* Problem statement *
Determine how many lines below hold the string "love". Reply with the number alone.

● ● ●

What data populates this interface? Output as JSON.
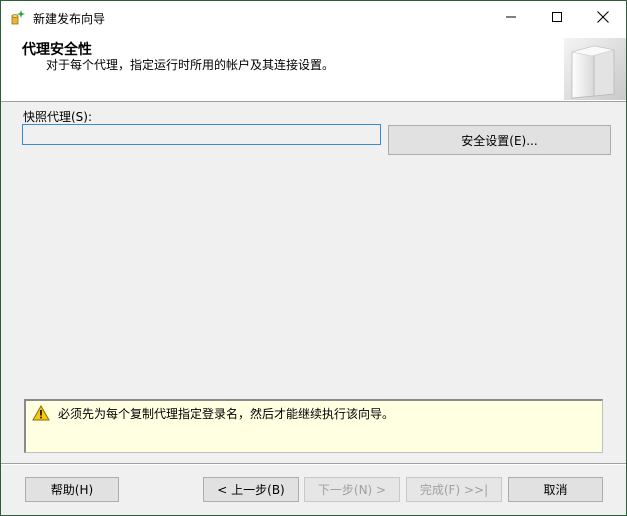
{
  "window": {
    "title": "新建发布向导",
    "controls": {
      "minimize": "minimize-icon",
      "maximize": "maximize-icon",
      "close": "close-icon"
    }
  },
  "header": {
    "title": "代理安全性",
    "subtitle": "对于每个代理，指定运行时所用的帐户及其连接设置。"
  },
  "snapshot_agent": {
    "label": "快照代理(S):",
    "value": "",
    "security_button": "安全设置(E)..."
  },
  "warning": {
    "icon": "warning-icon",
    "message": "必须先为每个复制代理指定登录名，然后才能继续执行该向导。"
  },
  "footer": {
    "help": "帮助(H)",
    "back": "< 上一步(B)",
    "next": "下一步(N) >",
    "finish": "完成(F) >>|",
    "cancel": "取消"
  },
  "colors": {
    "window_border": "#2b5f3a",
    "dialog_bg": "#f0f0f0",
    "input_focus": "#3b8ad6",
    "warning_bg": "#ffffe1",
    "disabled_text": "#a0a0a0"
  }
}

● ● ●

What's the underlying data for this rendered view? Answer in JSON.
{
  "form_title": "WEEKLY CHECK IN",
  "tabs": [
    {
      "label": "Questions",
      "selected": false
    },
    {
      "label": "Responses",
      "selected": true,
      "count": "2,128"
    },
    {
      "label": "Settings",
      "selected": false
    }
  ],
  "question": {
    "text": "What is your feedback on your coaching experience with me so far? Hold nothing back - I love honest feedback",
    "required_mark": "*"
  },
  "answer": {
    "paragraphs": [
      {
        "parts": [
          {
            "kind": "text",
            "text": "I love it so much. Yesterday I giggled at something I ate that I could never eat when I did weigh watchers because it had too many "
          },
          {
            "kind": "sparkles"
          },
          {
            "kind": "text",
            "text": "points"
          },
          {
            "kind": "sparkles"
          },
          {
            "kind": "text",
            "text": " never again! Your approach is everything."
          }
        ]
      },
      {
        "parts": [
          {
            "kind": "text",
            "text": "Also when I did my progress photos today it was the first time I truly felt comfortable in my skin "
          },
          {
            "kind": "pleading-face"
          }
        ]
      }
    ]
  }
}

● ● ●

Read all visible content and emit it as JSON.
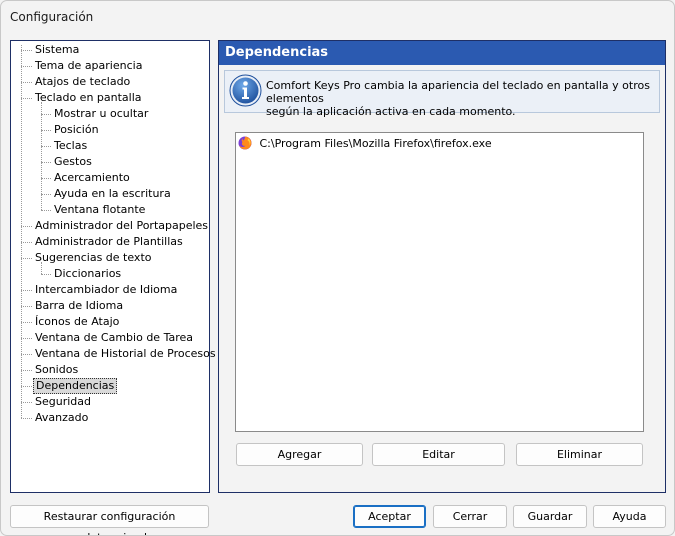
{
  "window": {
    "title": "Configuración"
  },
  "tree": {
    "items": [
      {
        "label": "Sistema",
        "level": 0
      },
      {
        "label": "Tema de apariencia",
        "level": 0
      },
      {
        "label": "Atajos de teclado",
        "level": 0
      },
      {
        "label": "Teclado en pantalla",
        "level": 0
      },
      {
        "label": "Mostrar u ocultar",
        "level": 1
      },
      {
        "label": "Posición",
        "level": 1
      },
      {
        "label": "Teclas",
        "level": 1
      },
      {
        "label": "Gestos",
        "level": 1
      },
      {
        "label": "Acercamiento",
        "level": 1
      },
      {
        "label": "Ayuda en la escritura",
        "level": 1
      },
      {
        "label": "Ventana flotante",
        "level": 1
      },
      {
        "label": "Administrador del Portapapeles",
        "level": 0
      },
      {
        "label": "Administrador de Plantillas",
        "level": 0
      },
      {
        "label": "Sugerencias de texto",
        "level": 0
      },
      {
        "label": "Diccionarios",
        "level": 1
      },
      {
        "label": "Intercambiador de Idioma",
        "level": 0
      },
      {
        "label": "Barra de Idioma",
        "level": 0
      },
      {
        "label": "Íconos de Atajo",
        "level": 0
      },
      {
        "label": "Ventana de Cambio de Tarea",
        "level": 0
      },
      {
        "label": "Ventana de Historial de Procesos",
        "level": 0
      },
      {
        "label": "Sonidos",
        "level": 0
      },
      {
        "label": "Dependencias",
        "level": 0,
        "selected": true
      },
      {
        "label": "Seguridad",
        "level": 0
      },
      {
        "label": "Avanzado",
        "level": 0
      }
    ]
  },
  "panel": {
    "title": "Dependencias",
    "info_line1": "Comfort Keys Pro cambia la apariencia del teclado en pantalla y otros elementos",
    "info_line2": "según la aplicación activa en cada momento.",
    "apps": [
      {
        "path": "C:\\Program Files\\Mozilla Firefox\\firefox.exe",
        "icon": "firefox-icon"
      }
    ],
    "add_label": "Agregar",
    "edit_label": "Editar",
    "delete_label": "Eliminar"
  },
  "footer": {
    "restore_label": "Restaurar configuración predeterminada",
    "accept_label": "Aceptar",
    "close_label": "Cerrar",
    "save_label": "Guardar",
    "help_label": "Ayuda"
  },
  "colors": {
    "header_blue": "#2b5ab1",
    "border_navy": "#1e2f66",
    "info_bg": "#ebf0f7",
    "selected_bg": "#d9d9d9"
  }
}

● ● ●

* Final answer *
2